# Lifestyles & Discussion > Personal Security & Defense >  Mini-14/Ranch Rifle good for self defense?

## ihsv

Is this a good all 'round home-defense rifle?  What are the pros and cons?  I'd like to find a simple, light, reliable weapon for both home defense and perhaps the occasional emergency hunting expedition.  Ammo prevalence is also important.  I'd like to purchase two of whatever rifle I end up choosing, one for myself and one for the wife.  If anyone can suggest better alternatives, I'm all ears.

----------


## Kregener

The Ruger Mini-14 is an *excellent* rifle.

Good luck!

----------


## Malum Prohibitum

> Is this a good all 'round home-defense rifle?  What are the pros and cons?  I'd like to find a simple, light, reliable weapon for both home defense and perhaps the occasional emergency hunting expedition.  Ammo prevalence is also important.  I'd like to purchase two of whatever rifle I end up choosing, one for myself and one for the wife.  If anyone can suggest better alternatives, I'm all ears.


I like the mini-14 as an all around rifle.  Its small profile means its easy to cart around.  Its not a SBR (scary black rifle) thatll make the neighbors get crazy, the ammo is relatively cheap compared to .308, and its plenty accurate for varmint hunting.
-- -- --
Exercise brief: Retype the entire Mini-14 thread word for word, from its header line through the final reply. Rely on the Mini-14 thread alone for everything here.
-- -- --
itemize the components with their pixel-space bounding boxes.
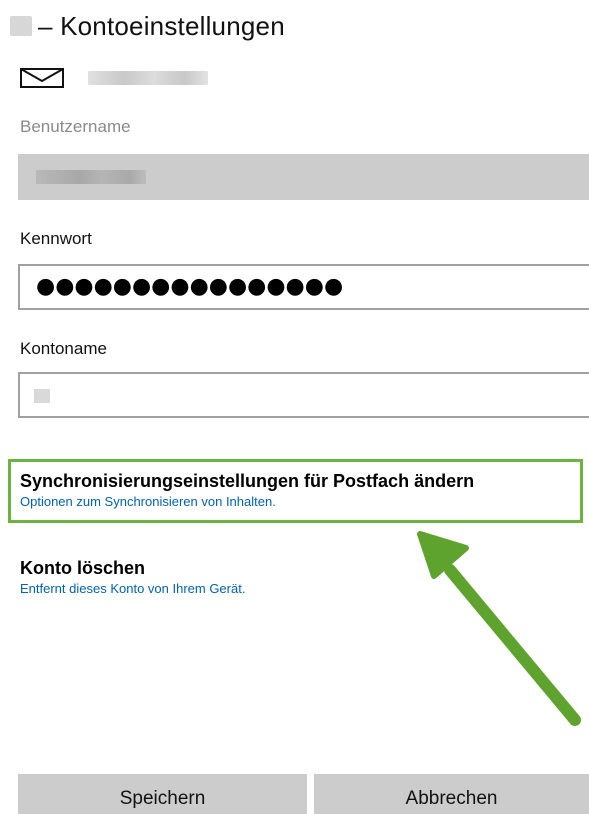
save-button[interactable]: Speichern — [18, 774, 307, 814]
sync-settings-subtitle: Optionen zum Synchronisieren von Inhalte… — [20, 494, 276, 509]
username-field — [18, 154, 589, 200]
delete-account-subtitle: Entfernt dieses Konto von Ihrem Gerät. — [20, 581, 246, 596]
page-title-text: – Kontoeinstellungen — [38, 10, 285, 41]
delete-account-heading: Konto löschen — [20, 558, 145, 578]
redacted-account-name — [10, 16, 32, 36]
password-field[interactable]: ●●●●●●●●●●●●●●●● — [18, 264, 589, 310]
sync-settings-heading: Synchronisierungseinstellungen für Postf… — [20, 471, 475, 491]
account-name-field[interactable] — [18, 372, 589, 418]
redacted-account-name-value — [34, 389, 50, 403]
password-value: ●●●●●●●●●●●●●●●● — [36, 274, 344, 299]
account-email-row — [20, 66, 208, 90]
username-label: Benutzername — [20, 117, 131, 136]
redacted-username — [36, 170, 146, 184]
green-arrow-annotation — [417, 531, 581, 726]
account-settings-page: – Kontoeinstellungen Benutzername Kennwo… — [0, 0, 589, 814]
mail-icon — [20, 68, 64, 88]
password-label: Kennwort — [20, 229, 92, 248]
account-name-label: Kontoname — [20, 339, 107, 358]
redacted-email-address — [88, 71, 208, 85]
page-title: – Kontoeinstellungen — [10, 8, 285, 44]
sync-settings-link[interactable]: Synchronisierungseinstellungen für Postf… — [8, 459, 583, 523]
cancel-button[interactable]: Abbrechen — [314, 774, 589, 814]
delete-account-link[interactable]: Konto löschen Entfernt dieses Konto von … — [20, 557, 245, 598]
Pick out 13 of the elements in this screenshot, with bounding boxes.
-- -- --
Written reply:
# Lifestyles & Discussion > Personal Security & Defense >  Mini-14/Ranch Rifle good for self defense?

## ihsv

Is this a good all 'round home-defense rifle?  What are the pros and cons?  I'd like to find a simple, light, reliable weapon for both home defense and perhaps the occasional emergency hunting expedition.  Ammo prevalence is also important.  I'd like to purchase two of whatever rifle I end up choosing, one for myself and one for the wife.  If anyone can suggest better alternatives, I'm all ears.

----------


## Kregener

The Ruger Mini-14 is an *excellent* rifle.

Good luck!

----------


## Malum Prohibitum

> Is this a good all 'round home-defense rifle?  What are the pros and cons?  I'd like to find a simple, light, reliable weapon for both home defense and perhaps the occasional emergency hunting expedition.  Ammo prevalence is also important.  I'd like to purchase two of whatever rifle I end up choosing, one for myself and one for the wife.  If anyone can suggest better alternatives, I'm all ears.


I like the mini-14 as an all around rifle.  Its small profile means its easy to cart around.  Its not a SBR (scary black rifle) thatll make the neighbors get crazy, the ammo is relatively cheap compared to .308, and its plenty accurate for varmint hunting.